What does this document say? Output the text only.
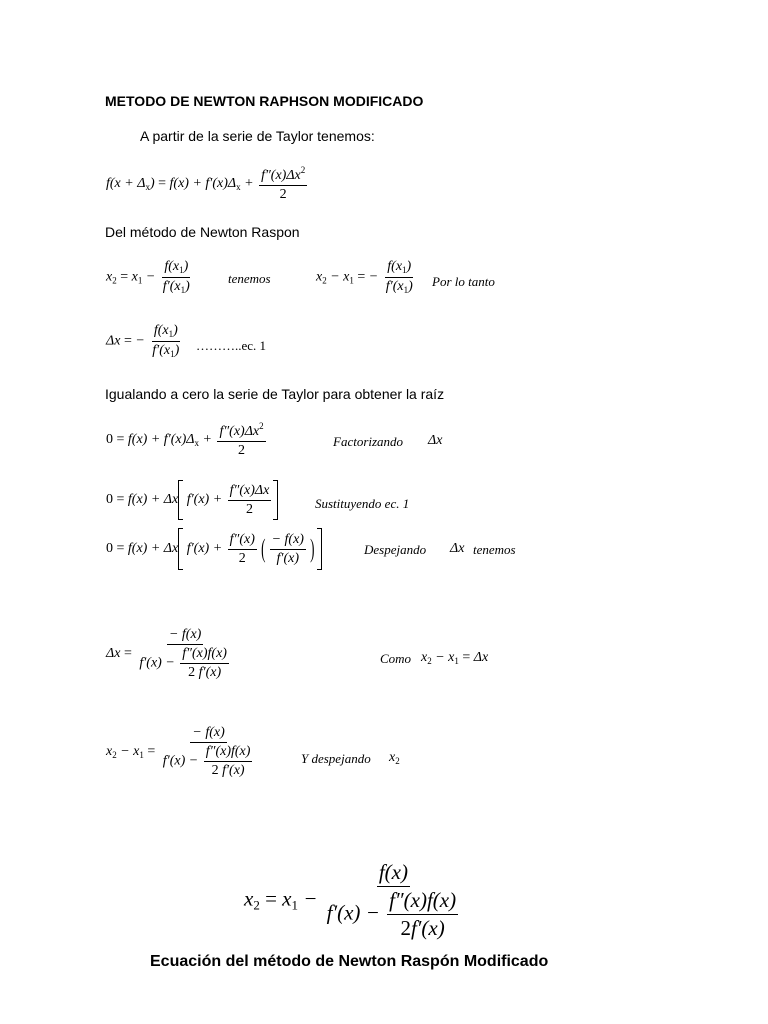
METODO DE NEWTON RAPHSON MODIFICADO
A partir de la serie de Taylor tenemos:
$f(x + \Delta_x) = f(x) + f'(x)\Delta_x + \frac{f''(x)\Delta x^2}{2}$
Del método de Newton Raspon
$x_2 = x_1 - \frac{f(x_1)}{f'(x_1)}$	tenemos	$x_2 - x_1$ = − $\frac{f(x_1)}{f'(x_1)}$ Por lo tanto
Δx = − $\frac{f(x_1)}{f'(x_1)}$ ………..ec. 1
Igualando a cero la serie de Taylor para obtener la raíz
$0 = f(x) + f'(x)\Delta_x + \frac{f''(x)\Delta x^2}{2}$	Factorizando Δx
0 = f(x) + Δx $f'(x) + \frac{f''(x)\Delta x}{2}$	Sustituyendo ec. 1
0 = f(x) + Δx $f'(x) + \frac{f''(x)}{2}$ ( $\frac{- f(x)}{f'(x)}$ )	Despejando Δx tenemos
$\Delta x = \frac{- f(x)}{f'(x) - \frac{f''(x)f(x)}{2 f'(x)}}$	Como $x_2 - x_1 = \Delta x$
$x_2 - x_1 = \frac{- f(x)}{f'(x) - \frac{f''(x)f(x)}{2 f'(x)}}$	Y despejando $x_2$
$x_2 = x_1 - \frac{f(x)}{f'(x) - \frac{f''(x)f(x)}{2f'(x)}}$
Ecuación del método de Newton Raspón Modificado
^^^^
Requirements - Excluding the pictures, restate the records above word for word.

Response for this exercise -
What does this document say? Output the text only.
METODO DE NEWTON RAPHSON MODIFICADO
A partir de la serie de Taylor tenemos:
$f(x + \Delta_x) = f(x) + f'(x)\Delta_x + \frac{f''(x)\Delta x^2}{2}$
Del método de Newton Raspon
$x_2 = x_1 - \frac{f(x_1)}{f'(x_1)}$	tenemos	$x_2 - x_1$ = − $\frac{f(x_1)}{f'(x_1)}$ Por lo tanto
Δx = − $\frac{f(x_1)}{f'(x_1)}$ ………..ec. 1
Igualando a cero la serie de Taylor para obtener la raíz
$0 = f(x) + f'(x)\Delta_x + \frac{f''(x)\Delta x^2}{2}$	Factorizando Δx
0 = f(x) + Δx $f'(x) + \frac{f''(x)\Delta x}{2}$	Sustituyendo ec. 1
0 = f(x) + Δx $f'(x) + \frac{f''(x)}{2}$ ( $\frac{- f(x)}{f'(x)}$ )	Despejando Δx tenemos
$\Delta x = \frac{- f(x)}{f'(x) - \frac{f''(x)f(x)}{2 f'(x)}}$	Como $x_2 - x_1 = \Delta x$
$x_2 - x_1 = \frac{- f(x)}{f'(x) - \frac{f''(x)f(x)}{2 f'(x)}}$	Y despejando $x_2$
$x_2 = x_1 - \frac{f(x)}{f'(x) - \frac{f''(x)f(x)}{2f'(x)}}$
Ecuación del método de Newton Raspón Modificado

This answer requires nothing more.